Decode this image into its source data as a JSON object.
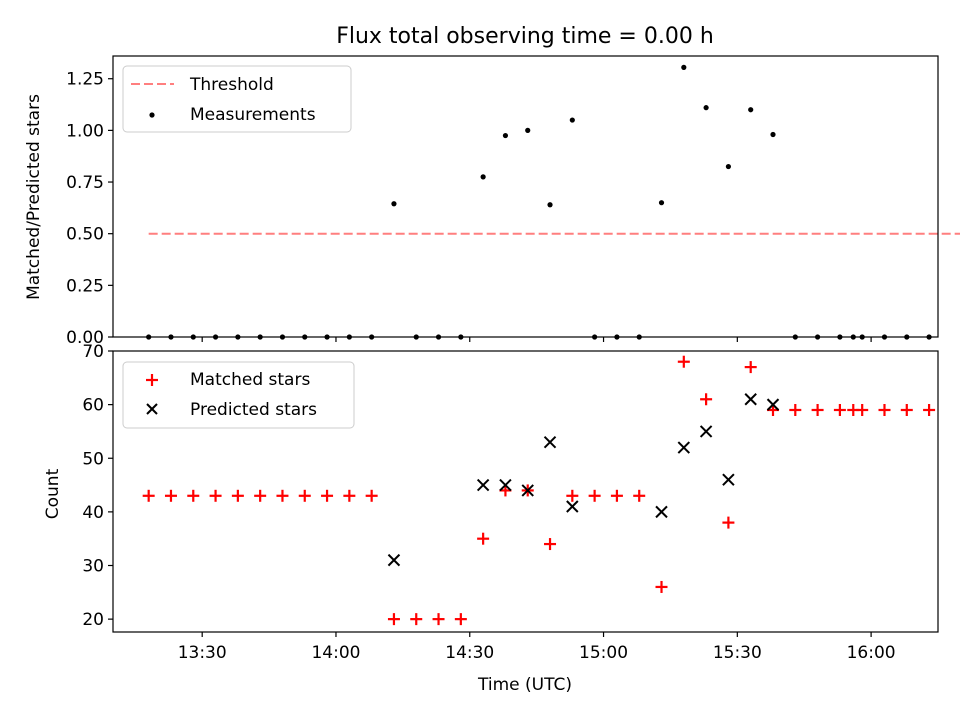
{
  "chart_data": [
    {
      "type": "scatter",
      "panel": "top",
      "title": "Flux total observing time = 0.00 h",
      "xlabel": "",
      "ylabel": "Matched/Predicted stars",
      "xlim_minutes": [
        790,
        975
      ],
      "ylim": [
        0,
        1.36
      ],
      "yticks": [
        0,
        0.25,
        0.5,
        0.75,
        1.0,
        1.25
      ],
      "ytick_labels": [
        "0.00",
        "0.25",
        "0.50",
        "0.75",
        "1.00",
        "1.25"
      ],
      "legend_position": "upper-left",
      "threshold": {
        "name": "Threshold",
        "value": 0.5,
        "x_range_minutes": [
          798,
          1068
        ],
        "color": "#ff7f7f",
        "style": "dashed"
      },
      "series": [
        {
          "name": "Measurements",
          "color": "#000000",
          "marker": "dot",
          "x_minutes": [
            798,
            803,
            808,
            813,
            818,
            823,
            828,
            833,
            838,
            843,
            848,
            853,
            858,
            863,
            868,
            873,
            878,
            883,
            888,
            893,
            898,
            903,
            908,
            913,
            918,
            923,
            928,
            933,
            938,
            943,
            948,
            953,
            956,
            958,
            963,
            968,
            973
          ],
          "values": [
            0,
            0,
            0,
            0,
            0,
            0,
            0,
            0,
            0,
            0,
            0,
            0.645,
            0,
            0,
            0,
            0.775,
            0.975,
            1.0,
            0.64,
            1.05,
            0,
            0,
            0,
            0.65,
            1.305,
            1.11,
            0.825,
            1.1,
            0.98,
            0,
            0,
            0,
            0,
            0,
            0,
            0,
            0
          ]
        }
      ]
    },
    {
      "type": "scatter",
      "panel": "bottom",
      "xlabel": "Time (UTC)",
      "ylabel": "Count",
      "xlim_minutes": [
        790,
        975
      ],
      "ylim": [
        17.6,
        70
      ],
      "yticks": [
        20,
        30,
        40,
        50,
        60,
        70
      ],
      "ytick_labels": [
        "20",
        "30",
        "40",
        "50",
        "60",
        "70"
      ],
      "xticks_minutes": [
        810,
        840,
        870,
        900,
        930,
        960
      ],
      "xtick_labels": [
        "13:30",
        "14:00",
        "14:30",
        "15:00",
        "15:30",
        "16:00"
      ],
      "legend_position": "upper-left",
      "series": [
        {
          "name": "Matched stars",
          "color": "#ff0000",
          "marker": "plus",
          "x_minutes": [
            798,
            803,
            808,
            813,
            818,
            823,
            828,
            833,
            838,
            843,
            848,
            853,
            858,
            863,
            868,
            873,
            878,
            883,
            888,
            893,
            898,
            903,
            908,
            913,
            918,
            923,
            928,
            933,
            938,
            943,
            948,
            953,
            956,
            958,
            963,
            968,
            973
          ],
          "values": [
            43,
            43,
            43,
            43,
            43,
            43,
            43,
            43,
            43,
            43,
            43,
            20,
            20,
            20,
            20,
            35,
            44,
            44,
            34,
            43,
            43,
            43,
            43,
            26,
            68,
            61,
            38,
            67,
            59,
            59,
            59,
            59,
            59,
            59,
            59,
            59,
            59
          ]
        },
        {
          "name": "Predicted stars",
          "color": "#000000",
          "marker": "x",
          "x_minutes": [
            853,
            873,
            878,
            883,
            888,
            893,
            913,
            918,
            923,
            928,
            933,
            938
          ],
          "values": [
            31,
            45,
            45,
            44,
            53,
            41,
            40,
            52,
            55,
            46,
            61,
            60
          ]
        }
      ]
    }
  ]
}
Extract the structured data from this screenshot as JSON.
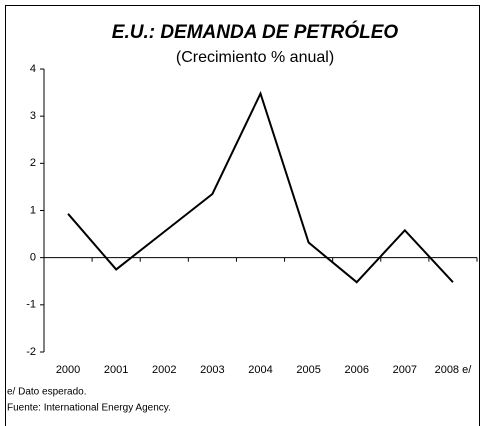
****************
Task goal. Search the entries for the word "stars", then list each line that holds it.

Result of this exercise.
      "ylabel": "Matched/Predicted stars",
          "name": "Matched stars",
          "name": "Predicted stars",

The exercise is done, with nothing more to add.